[Dataset records]
┄┄┄┄┄┄

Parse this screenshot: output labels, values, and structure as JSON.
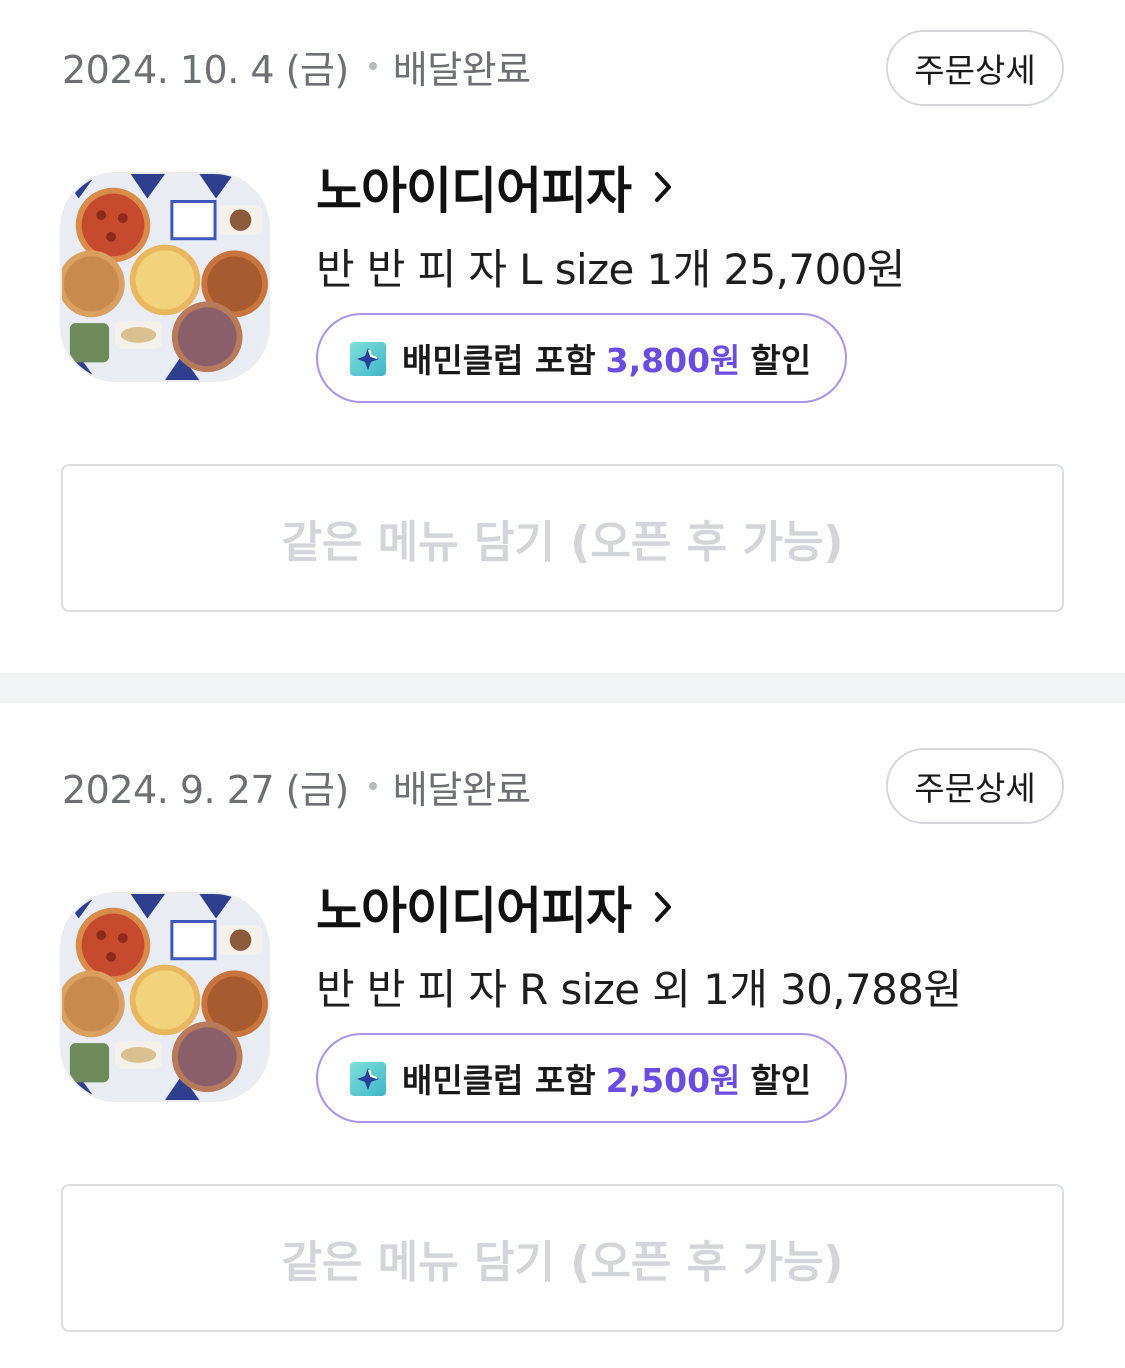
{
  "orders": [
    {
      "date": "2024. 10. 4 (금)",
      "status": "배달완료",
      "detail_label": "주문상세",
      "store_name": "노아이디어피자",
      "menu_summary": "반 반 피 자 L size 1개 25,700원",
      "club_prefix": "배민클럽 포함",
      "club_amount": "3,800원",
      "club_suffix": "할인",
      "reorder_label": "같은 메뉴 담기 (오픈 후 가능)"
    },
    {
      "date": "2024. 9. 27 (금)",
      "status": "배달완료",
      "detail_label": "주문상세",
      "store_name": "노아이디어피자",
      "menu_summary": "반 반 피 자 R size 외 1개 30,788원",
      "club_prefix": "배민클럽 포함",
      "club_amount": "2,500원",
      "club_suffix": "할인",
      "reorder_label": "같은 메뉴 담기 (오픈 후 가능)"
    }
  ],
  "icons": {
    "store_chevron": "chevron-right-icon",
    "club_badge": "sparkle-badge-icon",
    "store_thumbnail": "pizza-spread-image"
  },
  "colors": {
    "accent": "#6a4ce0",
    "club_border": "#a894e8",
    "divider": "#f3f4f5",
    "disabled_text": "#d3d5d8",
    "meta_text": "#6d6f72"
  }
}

┄┄┄┄┄┄

**Task directions**
Transcribe the material exactly, and leave out whatever pictures it holds.

**Exercise solution**
Parse this screenshot: output labels, values, and structure as JSON.
{
  "orders": [
    {
      "date": "2024. 10. 4 (금)",
      "status": "배달완료",
      "detail_label": "주문상세",
      "store_name": "노아이디어피자",
      "menu_summary": "반 반 피 자 L size 1개 25,700원",
      "club_prefix": "배민클럽 포함",
      "club_amount": "3,800원",
      "club_suffix": "할인",
      "reorder_label": "같은 메뉴 담기 (오픈 후 가능)"
    },
    {
      "date": "2024. 9. 27 (금)",
      "status": "배달완료",
      "detail_label": "주문상세",
      "store_name": "노아이디어피자",
      "menu_summary": "반 반 피 자 R size 외 1개 30,788원",
      "club_prefix": "배민클럽 포함",
      "club_amount": "2,500원",
      "club_suffix": "할인",
      "reorder_label": "같은 메뉴 담기 (오픈 후 가능)"
    }
  ],
  "icons": {
    "store_chevron": "chevron-right-icon",
    "club_badge": "sparkle-badge-icon",
    "store_thumbnail": "pizza-spread-image"
  },
  "colors": {
    "accent": "#6a4ce0",
    "club_border": "#a894e8",
    "divider": "#f3f4f5",
    "disabled_text": "#d3d5d8",
    "meta_text": "#6d6f72"
  }
}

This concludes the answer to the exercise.